Print every line of the items below verbatim, with no changes.

Records to process:
---

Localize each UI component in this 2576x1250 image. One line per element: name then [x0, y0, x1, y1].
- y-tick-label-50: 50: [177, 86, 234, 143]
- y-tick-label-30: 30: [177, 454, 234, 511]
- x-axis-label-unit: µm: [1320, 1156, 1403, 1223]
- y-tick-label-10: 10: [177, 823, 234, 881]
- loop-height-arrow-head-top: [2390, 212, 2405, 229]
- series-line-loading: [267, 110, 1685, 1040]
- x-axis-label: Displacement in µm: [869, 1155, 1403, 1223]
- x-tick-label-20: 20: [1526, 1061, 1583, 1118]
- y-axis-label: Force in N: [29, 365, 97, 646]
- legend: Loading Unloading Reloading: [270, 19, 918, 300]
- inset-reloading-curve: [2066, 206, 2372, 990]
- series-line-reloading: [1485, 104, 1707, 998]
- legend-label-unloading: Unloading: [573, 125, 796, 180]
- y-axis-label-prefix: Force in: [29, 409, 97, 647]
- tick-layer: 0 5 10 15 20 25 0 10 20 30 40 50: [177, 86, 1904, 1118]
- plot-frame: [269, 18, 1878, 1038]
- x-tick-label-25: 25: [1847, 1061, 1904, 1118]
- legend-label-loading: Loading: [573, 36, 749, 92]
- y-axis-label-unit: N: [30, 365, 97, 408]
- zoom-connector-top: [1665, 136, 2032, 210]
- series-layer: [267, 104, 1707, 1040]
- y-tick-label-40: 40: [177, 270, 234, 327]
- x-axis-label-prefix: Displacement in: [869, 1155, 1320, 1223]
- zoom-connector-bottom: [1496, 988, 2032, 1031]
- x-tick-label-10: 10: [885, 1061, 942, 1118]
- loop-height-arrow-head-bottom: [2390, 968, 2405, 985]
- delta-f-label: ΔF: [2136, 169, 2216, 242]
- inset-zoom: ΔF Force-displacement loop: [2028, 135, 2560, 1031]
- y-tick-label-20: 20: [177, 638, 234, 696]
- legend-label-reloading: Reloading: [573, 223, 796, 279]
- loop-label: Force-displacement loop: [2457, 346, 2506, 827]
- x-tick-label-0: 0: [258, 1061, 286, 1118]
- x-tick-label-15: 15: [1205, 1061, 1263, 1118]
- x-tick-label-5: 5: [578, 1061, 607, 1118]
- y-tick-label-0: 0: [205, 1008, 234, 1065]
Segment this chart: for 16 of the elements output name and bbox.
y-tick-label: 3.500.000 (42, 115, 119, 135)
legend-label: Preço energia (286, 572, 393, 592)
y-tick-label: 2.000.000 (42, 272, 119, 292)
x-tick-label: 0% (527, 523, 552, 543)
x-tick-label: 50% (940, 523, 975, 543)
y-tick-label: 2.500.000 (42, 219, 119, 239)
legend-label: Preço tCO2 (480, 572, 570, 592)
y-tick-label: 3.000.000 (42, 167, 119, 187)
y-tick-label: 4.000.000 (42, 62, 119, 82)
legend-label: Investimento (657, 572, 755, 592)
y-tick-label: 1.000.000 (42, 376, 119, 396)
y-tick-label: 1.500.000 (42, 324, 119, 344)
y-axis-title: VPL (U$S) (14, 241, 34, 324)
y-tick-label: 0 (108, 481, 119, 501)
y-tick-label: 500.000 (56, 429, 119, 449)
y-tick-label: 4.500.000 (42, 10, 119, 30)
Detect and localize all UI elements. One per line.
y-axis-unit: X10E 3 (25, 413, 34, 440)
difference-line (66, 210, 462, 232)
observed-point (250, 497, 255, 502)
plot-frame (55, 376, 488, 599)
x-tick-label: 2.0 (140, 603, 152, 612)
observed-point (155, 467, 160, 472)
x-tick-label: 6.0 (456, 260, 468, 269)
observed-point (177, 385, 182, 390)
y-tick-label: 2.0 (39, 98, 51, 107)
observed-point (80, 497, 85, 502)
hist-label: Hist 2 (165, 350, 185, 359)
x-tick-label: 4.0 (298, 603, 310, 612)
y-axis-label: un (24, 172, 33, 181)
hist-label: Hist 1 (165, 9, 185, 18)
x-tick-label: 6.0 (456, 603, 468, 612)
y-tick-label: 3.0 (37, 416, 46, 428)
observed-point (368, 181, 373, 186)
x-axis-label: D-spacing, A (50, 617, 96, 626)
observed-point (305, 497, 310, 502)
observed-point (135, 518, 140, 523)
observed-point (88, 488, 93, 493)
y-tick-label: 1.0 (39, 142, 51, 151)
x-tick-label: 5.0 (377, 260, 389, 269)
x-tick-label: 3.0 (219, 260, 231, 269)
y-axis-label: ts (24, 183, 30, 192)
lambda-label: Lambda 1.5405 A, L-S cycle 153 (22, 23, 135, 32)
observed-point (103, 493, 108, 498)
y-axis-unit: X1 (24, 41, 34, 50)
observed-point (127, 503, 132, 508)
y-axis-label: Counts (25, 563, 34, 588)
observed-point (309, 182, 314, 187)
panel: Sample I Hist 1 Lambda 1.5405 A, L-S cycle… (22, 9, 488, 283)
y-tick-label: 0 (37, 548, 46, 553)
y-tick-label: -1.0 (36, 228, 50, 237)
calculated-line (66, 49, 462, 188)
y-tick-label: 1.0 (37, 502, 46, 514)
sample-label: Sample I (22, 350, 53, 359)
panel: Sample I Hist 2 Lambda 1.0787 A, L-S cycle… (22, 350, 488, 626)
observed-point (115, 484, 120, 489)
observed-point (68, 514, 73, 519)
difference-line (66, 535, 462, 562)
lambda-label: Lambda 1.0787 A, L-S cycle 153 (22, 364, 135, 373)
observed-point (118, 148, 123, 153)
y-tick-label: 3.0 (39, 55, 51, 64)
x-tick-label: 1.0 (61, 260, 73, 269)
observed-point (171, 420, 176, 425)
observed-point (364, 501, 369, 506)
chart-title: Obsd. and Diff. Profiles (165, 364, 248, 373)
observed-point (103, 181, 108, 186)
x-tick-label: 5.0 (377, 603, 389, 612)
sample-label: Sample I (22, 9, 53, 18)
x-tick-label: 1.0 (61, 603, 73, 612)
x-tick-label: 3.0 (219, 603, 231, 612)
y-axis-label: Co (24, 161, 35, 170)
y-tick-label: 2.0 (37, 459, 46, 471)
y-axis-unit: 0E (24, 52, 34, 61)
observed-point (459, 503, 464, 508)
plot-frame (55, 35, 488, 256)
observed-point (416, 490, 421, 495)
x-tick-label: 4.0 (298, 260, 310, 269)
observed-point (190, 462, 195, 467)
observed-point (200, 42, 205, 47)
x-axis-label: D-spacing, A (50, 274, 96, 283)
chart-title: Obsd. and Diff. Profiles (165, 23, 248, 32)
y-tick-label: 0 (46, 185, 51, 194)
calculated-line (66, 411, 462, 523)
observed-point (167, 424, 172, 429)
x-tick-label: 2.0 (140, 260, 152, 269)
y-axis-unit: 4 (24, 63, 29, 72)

---

Solution to this task:
Localize each UI component in this 2576x1250 image. One line per element: name then [x0, y0, x1, y1].
- y-tick-label-50: 50: [177, 86, 234, 143]
- y-tick-label-30: 30: [177, 454, 234, 511]
- x-axis-label-unit: µm: [1320, 1156, 1403, 1223]
- y-tick-label-10: 10: [177, 823, 234, 881]
- loop-height-arrow-head-top: [2390, 212, 2405, 229]
- series-line-loading: [267, 110, 1685, 1040]
- x-axis-label: Displacement in µm: [869, 1155, 1403, 1223]
- x-tick-label-20: 20: [1526, 1061, 1583, 1118]
- y-axis-label: Force in N: [29, 365, 97, 646]
- legend: Loading Unloading Reloading: [270, 19, 918, 300]
- inset-reloading-curve: [2066, 206, 2372, 990]
- series-line-reloading: [1485, 104, 1707, 998]
- legend-label-unloading: Unloading: [573, 125, 796, 180]
- y-axis-label-prefix: Force in: [29, 409, 97, 647]
- tick-layer: 0 5 10 15 20 25 0 10 20 30 40 50: [177, 86, 1904, 1118]
- plot-frame: [269, 18, 1878, 1038]
- x-tick-label-25: 25: [1847, 1061, 1904, 1118]
- legend-label-loading: Loading: [573, 36, 749, 92]
- y-axis-label-unit: N: [30, 365, 97, 408]
- zoom-connector-top: [1665, 136, 2032, 210]
- series-layer: [267, 104, 1707, 1040]
- y-tick-label-40: 40: [177, 270, 234, 327]
- x-axis-label-prefix: Displacement in: [869, 1155, 1320, 1223]
- zoom-connector-bottom: [1496, 988, 2032, 1031]
- x-tick-label-10: 10: [885, 1061, 942, 1118]
- loop-height-arrow-head-bottom: [2390, 968, 2405, 985]
- delta-f-label: ΔF: [2136, 169, 2216, 242]
- inset-zoom: ΔF Force-displacement loop: [2028, 135, 2560, 1031]
- y-tick-label-20: 20: [177, 638, 234, 696]
- legend-label-reloading: Reloading: [573, 223, 796, 279]
- loop-label: Force-displacement loop: [2457, 346, 2506, 827]
- x-tick-label-0: 0: [258, 1061, 286, 1118]
- x-tick-label-15: 15: [1205, 1061, 1263, 1118]
- x-tick-label-5: 5: [578, 1061, 607, 1118]
- y-tick-label-0: 0: [205, 1008, 234, 1065]
Segment this chart: for 16 of the elements output name and bbox.
y-tick-label: 3.500.000 (42, 115, 119, 135)
legend-label: Preço energia (286, 572, 393, 592)
y-tick-label: 2.000.000 (42, 272, 119, 292)
x-tick-label: 0% (527, 523, 552, 543)
x-tick-label: 50% (940, 523, 975, 543)
y-tick-label: 2.500.000 (42, 219, 119, 239)
legend-label: Preço tCO2 (480, 572, 570, 592)
y-tick-label: 3.000.000 (42, 167, 119, 187)
y-tick-label: 4.000.000 (42, 62, 119, 82)
legend-label: Investimento (657, 572, 755, 592)
y-tick-label: 1.000.000 (42, 376, 119, 396)
y-tick-label: 1.500.000 (42, 324, 119, 344)
y-axis-title: VPL (U$S) (14, 241, 34, 324)
y-tick-label: 0 (108, 481, 119, 501)
y-tick-label: 500.000 (56, 429, 119, 449)
y-tick-label: 4.500.000 (42, 10, 119, 30)
Detect and localize all UI elements. One per line.
y-axis-unit: X10E 3 (25, 413, 34, 440)
difference-line (66, 210, 462, 232)
observed-point (250, 497, 255, 502)
plot-frame (55, 376, 488, 599)
x-tick-label: 2.0 (140, 603, 152, 612)
observed-point (155, 467, 160, 472)
x-tick-label: 6.0 (456, 260, 468, 269)
observed-point (177, 385, 182, 390)
y-tick-label: 2.0 (39, 98, 51, 107)
observed-point (80, 497, 85, 502)
hist-label: Hist 2 (165, 350, 185, 359)
x-tick-label: 4.0 (298, 603, 310, 612)
y-axis-label: un (24, 172, 33, 181)
hist-label: Hist 1 (165, 9, 185, 18)
x-tick-label: 6.0 (456, 603, 468, 612)
y-tick-label: 3.0 (37, 416, 46, 428)
observed-point (368, 181, 373, 186)
x-axis-label: D-spacing, A (50, 617, 96, 626)
observed-point (305, 497, 310, 502)
observed-point (135, 518, 140, 523)
observed-point (88, 488, 93, 493)
y-tick-label: 1.0 (39, 142, 51, 151)
x-tick-label: 5.0 (377, 260, 389, 269)
x-tick-label: 3.0 (219, 260, 231, 269)
y-axis-label: ts (24, 183, 30, 192)
lambda-label: Lambda 1.5405 A, L-S cycle 153 (22, 23, 135, 32)
observed-point (103, 493, 108, 498)
y-axis-unit: X1 (24, 41, 34, 50)
observed-point (127, 503, 132, 508)
y-axis-label: Counts (25, 563, 34, 588)
observed-point (309, 182, 314, 187)
panel: Sample I Hist 1 Lambda 1.5405 A, L-S cycle… (22, 9, 488, 283)
y-tick-label: 0 (37, 548, 46, 553)
y-tick-label: -1.0 (36, 228, 50, 237)
calculated-line (66, 49, 462, 188)
y-tick-label: 1.0 (37, 502, 46, 514)
sample-label: Sample I (22, 350, 53, 359)
panel: Sample I Hist 2 Lambda 1.0787 A, L-S cycle… (22, 350, 488, 626)
observed-point (115, 484, 120, 489)
observed-point (68, 514, 73, 519)
difference-line (66, 535, 462, 562)
lambda-label: Lambda 1.0787 A, L-S cycle 153 (22, 364, 135, 373)
observed-point (118, 148, 123, 153)
y-tick-label: 3.0 (39, 55, 51, 64)
x-tick-label: 1.0 (61, 260, 73, 269)
observed-point (171, 420, 176, 425)
observed-point (364, 501, 369, 506)
chart-title: Obsd. and Diff. Profiles (165, 364, 248, 373)
observed-point (103, 181, 108, 186)
x-tick-label: 5.0 (377, 603, 389, 612)
sample-label: Sample I (22, 9, 53, 18)
x-tick-label: 1.0 (61, 603, 73, 612)
x-tick-label: 3.0 (219, 603, 231, 612)
y-axis-label: Co (24, 161, 35, 170)
y-tick-label: 2.0 (37, 459, 46, 471)
y-axis-unit: 0E (24, 52, 34, 61)
observed-point (459, 503, 464, 508)
plot-frame (55, 35, 488, 256)
observed-point (416, 490, 421, 495)
x-tick-label: 4.0 (298, 260, 310, 269)
observed-point (190, 462, 195, 467)
observed-point (200, 42, 205, 47)
x-axis-label: D-spacing, A (50, 274, 96, 283)
chart-title: Obsd. and Diff. Profiles (165, 23, 248, 32)
y-tick-label: 0 (46, 185, 51, 194)
calculated-line (66, 411, 462, 523)
observed-point (167, 424, 172, 429)
x-tick-label: 2.0 (140, 260, 152, 269)
y-axis-unit: 4 (24, 63, 29, 72)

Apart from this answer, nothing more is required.